What you will do>
Copy out each line featuring the string "with" from the entries beneath.
================================
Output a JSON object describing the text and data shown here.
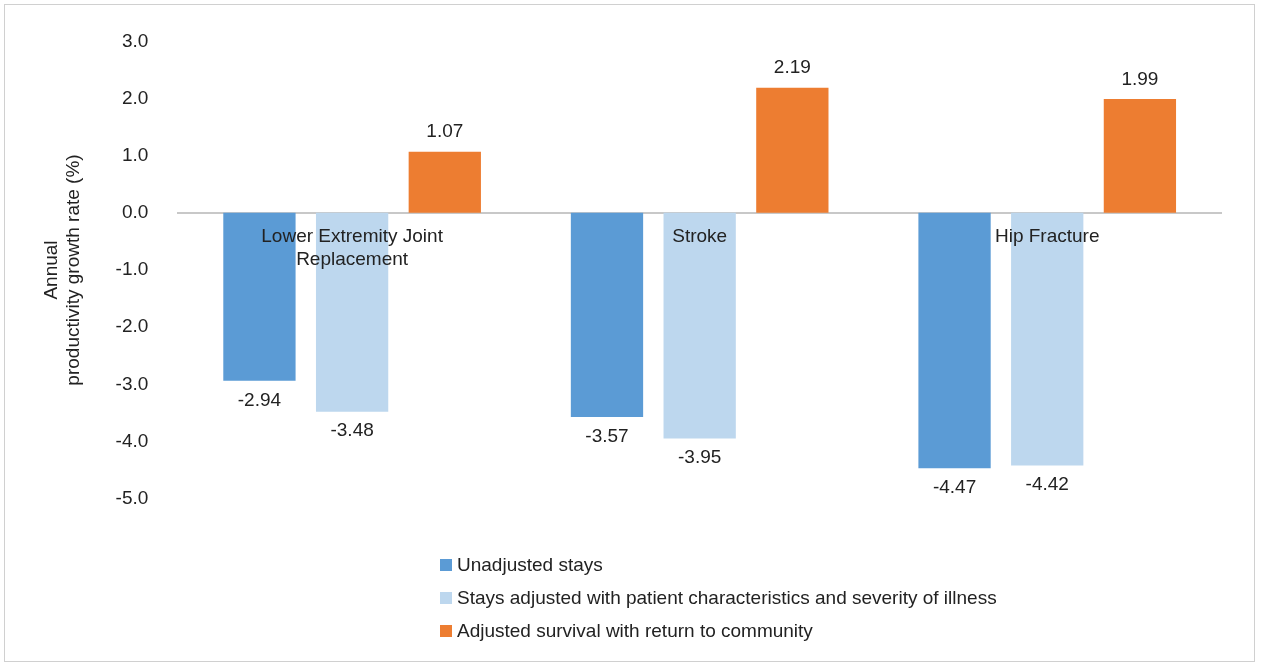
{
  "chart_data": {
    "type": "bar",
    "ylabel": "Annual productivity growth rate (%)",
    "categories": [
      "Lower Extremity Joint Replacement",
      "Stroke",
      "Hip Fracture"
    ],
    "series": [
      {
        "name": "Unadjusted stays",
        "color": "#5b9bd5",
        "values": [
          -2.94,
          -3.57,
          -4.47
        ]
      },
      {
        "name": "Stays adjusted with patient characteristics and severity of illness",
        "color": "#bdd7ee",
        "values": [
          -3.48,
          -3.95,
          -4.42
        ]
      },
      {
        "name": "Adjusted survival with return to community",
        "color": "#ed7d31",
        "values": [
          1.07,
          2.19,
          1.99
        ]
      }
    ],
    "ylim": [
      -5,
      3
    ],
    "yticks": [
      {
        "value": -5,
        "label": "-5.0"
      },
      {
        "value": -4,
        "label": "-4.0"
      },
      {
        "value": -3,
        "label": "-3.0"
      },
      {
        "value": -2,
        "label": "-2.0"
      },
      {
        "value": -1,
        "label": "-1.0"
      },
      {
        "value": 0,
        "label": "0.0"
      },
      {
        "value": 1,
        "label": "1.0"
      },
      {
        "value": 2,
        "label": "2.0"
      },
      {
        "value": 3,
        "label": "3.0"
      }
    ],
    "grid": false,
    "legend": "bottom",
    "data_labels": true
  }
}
================================
Exercise response>
        "name": "Stays adjusted with patient characteristics and severity of illness",
        "name": "Adjusted survival with return to community",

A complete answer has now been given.